Take the lines from the one with "Transcribe this image's" through the end of the material below and repeat them exactly, dropping every picture.

**********

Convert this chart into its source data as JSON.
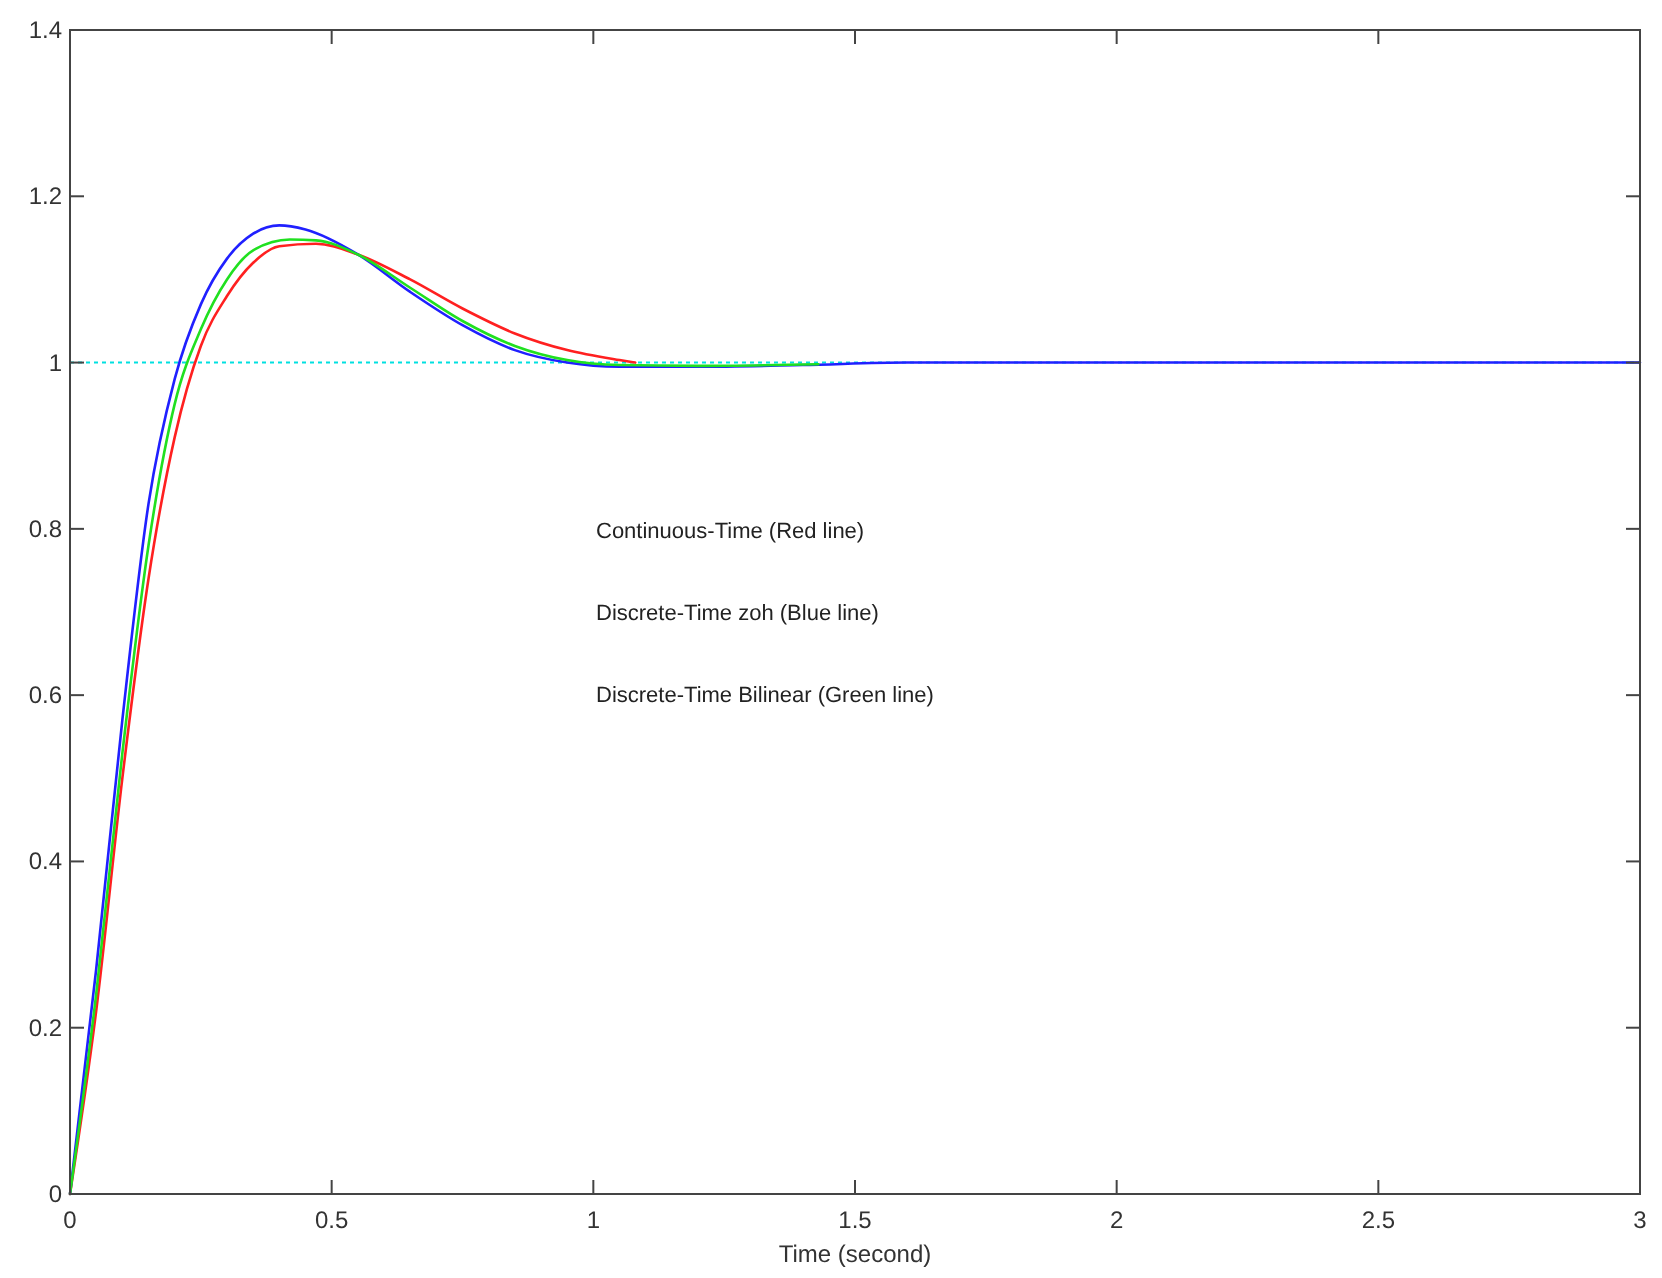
{
  "chart_data": {
    "type": "line",
    "xlabel": "Time (second)",
    "xlim": [
      0,
      3
    ],
    "xticks": [
      0,
      0.5,
      1,
      1.5,
      2,
      2.5,
      3
    ],
    "ylim": [
      0,
      1.4
    ],
    "yticks": [
      0,
      0.2,
      0.4,
      0.6,
      0.8,
      1,
      1.2,
      1.4
    ],
    "grid": false,
    "line_style": "solid",
    "series": [
      {
        "color": "#ff2020",
        "x": [
          0,
          0.05,
          0.1,
          0.15,
          0.2,
          0.25,
          0.3,
          0.35,
          0.4,
          0.47,
          0.55,
          0.65,
          0.75,
          0.85,
          0.95,
          1.05,
          1.08
        ],
        "values": [
          0,
          0.22,
          0.5,
          0.74,
          0.91,
          1.02,
          1.08,
          1.12,
          1.14,
          1.143,
          1.13,
          1.1,
          1.065,
          1.035,
          1.015,
          1.003,
          1.0
        ]
      },
      {
        "color": "#2020ff",
        "x": [
          0,
          0.05,
          0.1,
          0.15,
          0.2,
          0.25,
          0.3,
          0.35,
          0.4,
          0.45,
          0.55,
          0.65,
          0.75,
          0.85,
          0.95,
          1.05,
          1.2,
          1.4,
          1.6,
          3
        ],
        "values": [
          0,
          0.27,
          0.57,
          0.83,
          0.98,
          1.07,
          1.125,
          1.155,
          1.165,
          1.16,
          1.13,
          1.085,
          1.045,
          1.015,
          1.0,
          0.995,
          0.995,
          0.997,
          1.0,
          1.0
        ]
      },
      {
        "color": "#20e020",
        "x": [
          0,
          0.05,
          0.1,
          0.15,
          0.2,
          0.25,
          0.3,
          0.35,
          0.42,
          0.47,
          0.55,
          0.65,
          0.75,
          0.85,
          0.95,
          1.05,
          1.2,
          1.43
        ],
        "values": [
          0,
          0.24,
          0.53,
          0.78,
          0.95,
          1.04,
          1.1,
          1.135,
          1.148,
          1.147,
          1.13,
          1.09,
          1.05,
          1.02,
          1.003,
          0.997,
          0.996,
          0.998
        ]
      }
    ],
    "ref_lines": [
      {
        "axis": "y",
        "value": 1,
        "color": "#00e0e0",
        "line_style": "dotted"
      }
    ],
    "annotations": [
      "Continuous-Time (Red line)",
      "Discrete-Time zoh (Blue line)",
      "Discrete-Time Bilinear (Green line)"
    ]
  }
}
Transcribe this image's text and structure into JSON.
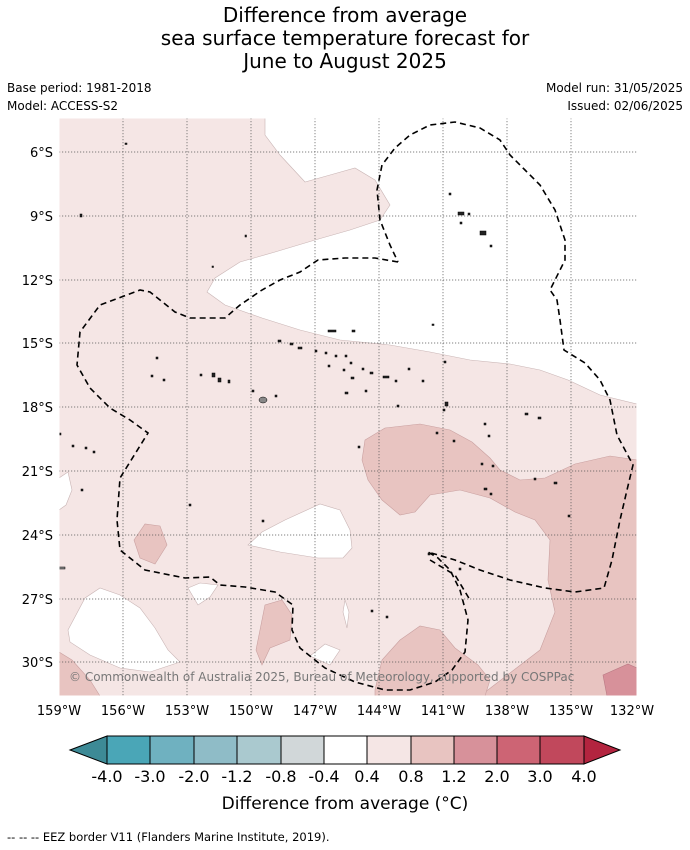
{
  "title": {
    "line1": "Difference from average",
    "line2": "sea surface temperature forecast for",
    "line3": "June to August 2025"
  },
  "meta": {
    "base_period": "Base period: 1981-2018",
    "model": "Model: ACCESS-S2",
    "model_run": "Model run: 31/05/2025",
    "issued": "Issued: 02/06/2025"
  },
  "map": {
    "lat_labels": [
      "6°S",
      "9°S",
      "12°S",
      "15°S",
      "18°S",
      "21°S",
      "24°S",
      "27°S",
      "30°S"
    ],
    "lon_labels": [
      "159°W",
      "156°W",
      "153°W",
      "150°W",
      "147°W",
      "144°W",
      "141°W",
      "138°W",
      "135°W",
      "132°W"
    ],
    "copyright": "© Commonwealth of Australia 2025, Bureau of Meteorology, supported by COSPPac"
  },
  "colorbar": {
    "labels": [
      "-4.0",
      "-3.0",
      "-2.0",
      "-1.2",
      "-0.8",
      "-0.4",
      "0.4",
      "0.8",
      "1.2",
      "2.0",
      "3.0",
      "4.0"
    ],
    "colors": [
      "#3d8a96",
      "#4aa6b7",
      "#6fb1c0",
      "#8fbcc7",
      "#aac9cf",
      "#d1d7d9",
      "#ffffff",
      "#f5e6e5",
      "#e8c4c1",
      "#d7919a",
      "#cd6474",
      "#c1485c",
      "#b3243f"
    ],
    "title": "Difference from average (°C)"
  },
  "footnote": "--  --  -- EEZ border V11 (Flanders Marine Institute, 2019)."
}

**********

- _Exercise result_
Transcribe this image's text and structure into JSON.
{
  "title": {
    "line1": "Difference from average",
    "line2": "sea surface temperature forecast for",
    "line3": "June to August 2025"
  },
  "meta": {
    "base_period": "Base period: 1981-2018",
    "model": "Model: ACCESS-S2",
    "model_run": "Model run: 31/05/2025",
    "issued": "Issued: 02/06/2025"
  },
  "map": {
    "lat_labels": [
      "6°S",
      "9°S",
      "12°S",
      "15°S",
      "18°S",
      "21°S",
      "24°S",
      "27°S",
      "30°S"
    ],
    "lon_labels": [
      "159°W",
      "156°W",
      "153°W",
      "150°W",
      "147°W",
      "144°W",
      "141°W",
      "138°W",
      "135°W",
      "132°W"
    ],
    "copyright": "© Commonwealth of Australia 2025, Bureau of Meteorology, supported by COSPPac"
  },
  "colorbar": {
    "labels": [
      "-4.0",
      "-3.0",
      "-2.0",
      "-1.2",
      "-0.8",
      "-0.4",
      "0.4",
      "0.8",
      "1.2",
      "2.0",
      "3.0",
      "4.0"
    ],
    "colors": [
      "#3d8a96",
      "#4aa6b7",
      "#6fb1c0",
      "#8fbcc7",
      "#aac9cf",
      "#d1d7d9",
      "#ffffff",
      "#f5e6e5",
      "#e8c4c1",
      "#d7919a",
      "#cd6474",
      "#c1485c",
      "#b3243f"
    ],
    "title": "Difference from average (°C)"
  },
  "footnote": "--  --  -- EEZ border V11 (Flanders Marine Institute, 2019)."
}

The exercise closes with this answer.